**Directions:** Beneath this task is a listing; retype all of it exactly.
:: Task material
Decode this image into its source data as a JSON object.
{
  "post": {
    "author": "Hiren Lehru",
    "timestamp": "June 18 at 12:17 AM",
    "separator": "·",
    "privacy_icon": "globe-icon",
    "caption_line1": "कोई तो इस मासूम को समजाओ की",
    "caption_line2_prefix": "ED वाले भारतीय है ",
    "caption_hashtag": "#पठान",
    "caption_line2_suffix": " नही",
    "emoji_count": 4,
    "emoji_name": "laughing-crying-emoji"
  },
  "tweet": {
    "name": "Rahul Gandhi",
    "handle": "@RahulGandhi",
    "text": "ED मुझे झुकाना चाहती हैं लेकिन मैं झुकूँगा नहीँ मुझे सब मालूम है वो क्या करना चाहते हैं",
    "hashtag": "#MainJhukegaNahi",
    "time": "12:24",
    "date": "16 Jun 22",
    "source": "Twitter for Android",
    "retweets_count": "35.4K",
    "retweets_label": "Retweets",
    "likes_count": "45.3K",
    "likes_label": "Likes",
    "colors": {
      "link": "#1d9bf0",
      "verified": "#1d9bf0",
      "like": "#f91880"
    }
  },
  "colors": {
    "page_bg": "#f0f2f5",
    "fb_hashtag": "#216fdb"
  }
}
::::
**Response below:**
Decode this image into its source data as a JSON object.
{
  "post": {
    "author": "Hiren Lehru",
    "timestamp": "June 18 at 12:17 AM",
    "separator": "·",
    "privacy_icon": "globe-icon",
    "caption_line1": "कोई तो इस मासूम को समजाओ की",
    "caption_line2_prefix": "ED वाले भारतीय है ",
    "caption_hashtag": "#पठान",
    "caption_line2_suffix": " नही",
    "emoji_count": 4,
    "emoji_name": "laughing-crying-emoji"
  },
  "tweet": {
    "name": "Rahul Gandhi",
    "handle": "@RahulGandhi",
    "text": "ED मुझे झुकाना चाहती हैं लेकिन मैं झुकूँगा नहीँ मुझे सब मालूम है वो क्या करना चाहते हैं",
    "hashtag": "#MainJhukegaNahi",
    "time": "12:24",
    "date": "16 Jun 22",
    "source": "Twitter for Android",
    "retweets_count": "35.4K",
    "retweets_label": "Retweets",
    "likes_count": "45.3K",
    "likes_label": "Likes",
    "colors": {
      "link": "#1d9bf0",
      "verified": "#1d9bf0",
      "like": "#f91880"
    }
  },
  "colors": {
    "page_bg": "#f0f2f5",
    "fb_hashtag": "#216fdb"
  }
}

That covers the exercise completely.